- **What to work on**
Find the lines with "marker" in them and copy them out.

- **Chart and figure data**
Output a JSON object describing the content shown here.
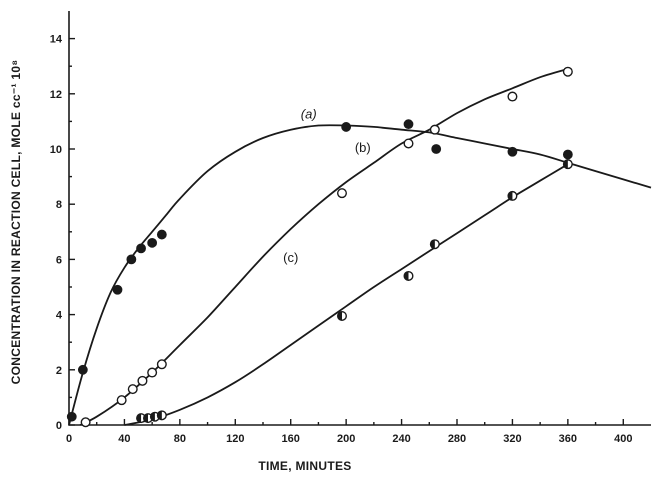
{
  "chart_data": {
    "type": "scatter",
    "xlabel": "TIME, MINUTES",
    "ylabel": "CONCENTRATION IN REACTION CELL, MOLE cc⁻¹ 10⁸",
    "xlim": [
      0,
      420
    ],
    "ylim": [
      0,
      15
    ],
    "xticks": [
      0,
      40,
      80,
      120,
      160,
      200,
      240,
      280,
      320,
      360,
      400
    ],
    "yticks": [
      0,
      2,
      4,
      6,
      8,
      10,
      12,
      14
    ],
    "grid": false,
    "legend": "none",
    "series": [
      {
        "name": "(a)",
        "marker": "filled",
        "x": [
          2,
          10,
          35,
          45,
          52,
          60,
          67,
          200,
          245,
          265,
          320,
          360
        ],
        "y": [
          0.3,
          2.0,
          4.9,
          6.0,
          6.4,
          6.6,
          6.9,
          10.8,
          10.9,
          10.0,
          9.9,
          9.8
        ],
        "curve": {
          "x": [
            0,
            10,
            20,
            30,
            40,
            50,
            60,
            70,
            80,
            100,
            120,
            140,
            160,
            180,
            200,
            220,
            240,
            260,
            280,
            300,
            320,
            340,
            360,
            380,
            400,
            420
          ],
          "y": [
            0.0,
            1.9,
            3.5,
            4.8,
            5.7,
            6.4,
            7.0,
            7.6,
            8.2,
            9.2,
            9.9,
            10.4,
            10.7,
            10.85,
            10.85,
            10.8,
            10.7,
            10.6,
            10.4,
            10.2,
            10.0,
            9.8,
            9.5,
            9.2,
            8.9,
            8.6
          ]
        }
      },
      {
        "name": "(b)",
        "marker": "open",
        "x": [
          12,
          38,
          46,
          53,
          60,
          67,
          197,
          245,
          264,
          320,
          360
        ],
        "y": [
          0.1,
          0.9,
          1.3,
          1.6,
          1.9,
          2.2,
          8.4,
          10.2,
          10.7,
          11.9,
          12.8
        ],
        "curve": {
          "x": [
            8,
            20,
            40,
            60,
            80,
            100,
            120,
            140,
            160,
            180,
            200,
            220,
            240,
            260,
            280,
            300,
            320,
            340,
            360
          ],
          "y": [
            0.0,
            0.3,
            1.0,
            1.9,
            2.9,
            3.9,
            5.0,
            6.1,
            7.1,
            8.0,
            8.8,
            9.5,
            10.2,
            10.7,
            11.3,
            11.8,
            12.2,
            12.6,
            12.9
          ]
        }
      },
      {
        "name": "(c)",
        "marker": "half-filled",
        "x": [
          52,
          57,
          62,
          67,
          197,
          245,
          264,
          320,
          360
        ],
        "y": [
          0.25,
          0.25,
          0.3,
          0.35,
          3.95,
          5.4,
          6.55,
          8.3,
          9.45
        ],
        "curve": {
          "x": [
            40,
            60,
            80,
            100,
            120,
            140,
            160,
            180,
            200,
            220,
            240,
            260,
            280,
            300,
            320,
            340,
            360
          ],
          "y": [
            0.0,
            0.2,
            0.55,
            1.0,
            1.55,
            2.2,
            2.9,
            3.6,
            4.3,
            5.0,
            5.65,
            6.3,
            6.95,
            7.6,
            8.25,
            8.85,
            9.45
          ]
        }
      }
    ],
    "annotations": [
      {
        "text": "(a)",
        "x": 173,
        "y": 11.1
      },
      {
        "text": "(b)",
        "x": 212,
        "y": 9.9
      },
      {
        "text": "(c)",
        "x": 160,
        "y": 5.9
      }
    ]
  }
}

- **Complete output**
        "marker": "filled",
        "marker": "open",
        "marker": "half-filled",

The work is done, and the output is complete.